You know it’s been a rough year for the NFL office when there are headlines about Prince Amukamara’s sex life and the mistaken penalty flag Husain Abdullah drew for bowing in prayer on the field Monday night, and that still passes as a good week for the folks who work at 345 Park Avenue. Even the string of blowouts on Thursday nights don’t seem like a big deal after the disastrous September the league just endured.
But October has arrived and we should soon start to see some definition in the standings. At the moment, there’s a mass of mediocrity out there in a 2-2 clump, with just two teams still undefeated (Cincinnati and Arizona, both 3-0) and two teams still winless (Jacksonville and Oakland, both 0-4).
Quarterbacks will be the spotlight this weekend, as Denver’s Peyton Manning needs one more scoring pass to join Brett Favre in the exclusive 500 touchdown club, and Kansas City’s Alex Smith gets a shot at winning some revenge against San Francisco. And let’s not forget Tom Brady at home against the Bengals on Sunday night. If he struggles again, who gets the honor of asking Bill Belichick another question about a potential quarterback change in New England?
• Last week: 6-7; Season: 36-25 (.590).
• Best pick in Week 4: Houston 23, Buffalo 16 (actual score Houston 23-17).
• Worst pick in Week 4: Washington 27, N.Y. Giants 20 (actual score N.Y. Giants 45-14.
Below are my Week 5 picks. And here’s my pick for Thursday night’s game between Minnesota and Green Bay.
The Panthers defense got burned last week by a small receiver with a big chip on his shoulder in Steve Smith. Carolina is hoping to fare better this week against taller receivers with less to prove in Chicago’s Brandon Marshall, Alshon Jeffrey and Martellus Bennett. The Panthers need to stop the bleeding of a two-game losing streak, but the Bears have been at home on the road this season, winning two and playing looser and easier when they’re not dealing with the sky-high expectation level present at Soldier Field. Let Ron Rivera’s team drop this one to fall under .500 and the Carolina crowd is a good bet to get quite vocal itself.
LeSean McCoy is simply too good to be a non-factor for much longer, but his struggles in the first month prove that a running back -- no matter how elite he is -- can be bottled up almost completely behind a shaky offensive line. There’s nowhere to run in Philly at the moment, but maybe the return of offensive tackle Lane Johnson from league suspension this week will start the Eagles’ comeback up front. Look for Chip Kelly to focus like a laser on establishing McCoy’s presence against the Rams, who have had major issues stopping the run this season. A ground game by Philadelphia will help ease some of the pressure on quarterback Nick Foles’ shoulders, and restore some of the balance that has been missing from the Eagles offense.
+++
__Problem__
Reproduce word for word the part of the NFL picks column that begins with the words containing "LeSean McCoy is" and ends with "the Eagles offense.".

__Provided records__
+++
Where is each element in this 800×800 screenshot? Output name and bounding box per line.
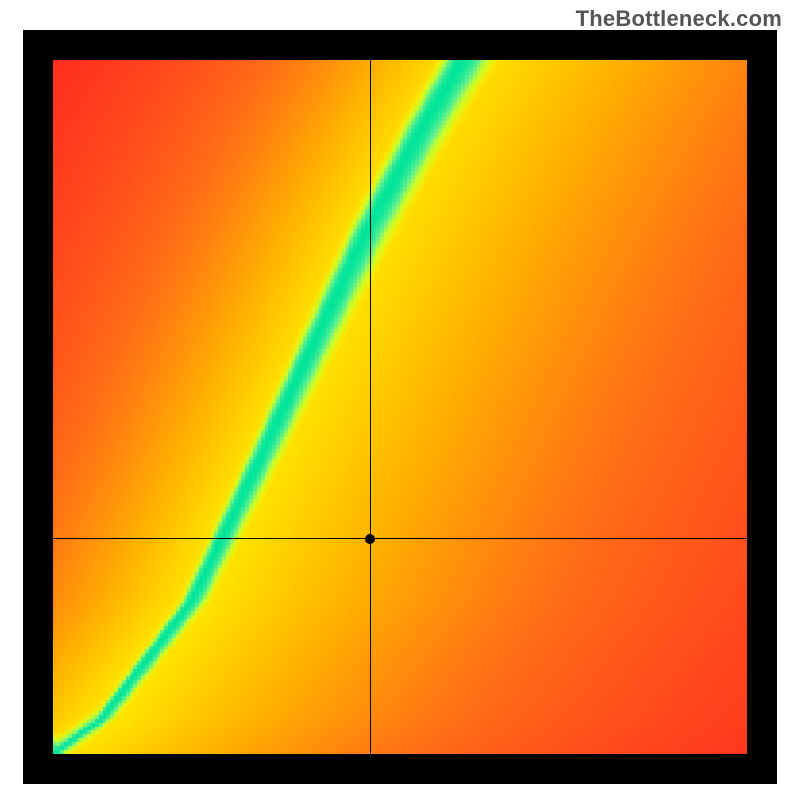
- bottleneck-heatmap: [53, 60, 747, 754]
- watermark-text: TheBottleneck.com: [576, 6, 782, 32]
- crosshair-horizontal: [53, 538, 747, 539]
- chart-outer-frame: [23, 30, 777, 784]
- marker-dot: [364, 533, 376, 545]
- crosshair-vertical: [370, 60, 371, 754]
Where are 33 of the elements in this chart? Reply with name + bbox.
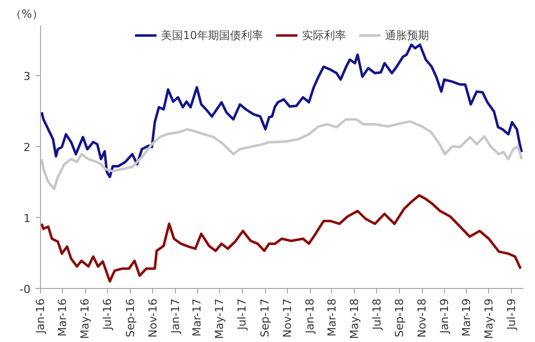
x-tick-label: May-17 <box>213 298 226 340</box>
x-tick-label: Jan-16 <box>34 298 47 334</box>
x-tick-label: Sep-16 <box>124 298 137 338</box>
x-tick-label: Jul-18 <box>370 298 384 331</box>
x-tick-label: Mar-19 <box>460 298 473 337</box>
x-tick-label: Jan-18 <box>304 298 317 334</box>
x-tick-label: Sep-18 <box>393 298 406 338</box>
y-tick-label: -0 <box>20 283 30 296</box>
x-tick-label: May-18 <box>348 298 361 340</box>
line-series <box>40 194 522 283</box>
x-tick-label: Jan-17 <box>168 298 182 334</box>
x-tick-label: Sep-17 <box>258 298 272 338</box>
x-tick-label: Nov-16 <box>146 298 160 338</box>
y-tick-label: 2 <box>24 140 30 154</box>
x-tick-label: May-16 <box>78 298 92 340</box>
legend-label: 美国10年期国债利率 <box>161 28 263 42</box>
x-tick-label: Mar-17 <box>190 298 204 337</box>
x-tick-label: Mar-16 <box>56 298 70 337</box>
y-axis-title: （%） <box>10 8 43 20</box>
x-tick-label: Jul-17 <box>236 298 249 331</box>
x-tick-label: Jan-19 <box>438 298 452 334</box>
legend-label: 通胀预期 <box>385 28 429 42</box>
x-tick-label: Nov-18 <box>416 298 429 338</box>
y-tick-label: 1 <box>24 212 30 225</box>
line-series <box>40 43 523 178</box>
x-tick-label: Jul-19 <box>504 298 518 331</box>
line-series <box>40 118 523 190</box>
x-tick-label: Nov-17 <box>281 298 294 338</box>
x-tick-label: May-19 <box>482 298 496 340</box>
x-tick-label: Jul-16 <box>101 298 114 331</box>
y-tick-label: 3 <box>24 70 30 83</box>
legend-label: 实际利率 <box>302 28 346 42</box>
x-tick-label: Mar-18 <box>325 298 338 337</box>
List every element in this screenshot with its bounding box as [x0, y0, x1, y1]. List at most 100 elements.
+++
__Result of the task__
LeSean McCoy is simply too good to be a non-factor for much longer, but his struggles in the first month prove that a running back -- no matter how elite he is -- can be bottled up almost completely behind a shaky offensive line. There’s nowhere to run in Philly at the moment, but maybe the return of offensive tackle Lane Johnson from league suspension this week will start the Eagles’ comeback up front. Look for Chip Kelly to focus like a laser on establishing McCoy’s presence against the Rams, who have had major issues stopping the run this season. A ground game by Philadelphia will help ease some of the pressure on quarterback Nick Foles’ shoulders, and restore some of the balance that has been missing from the Eagles offense.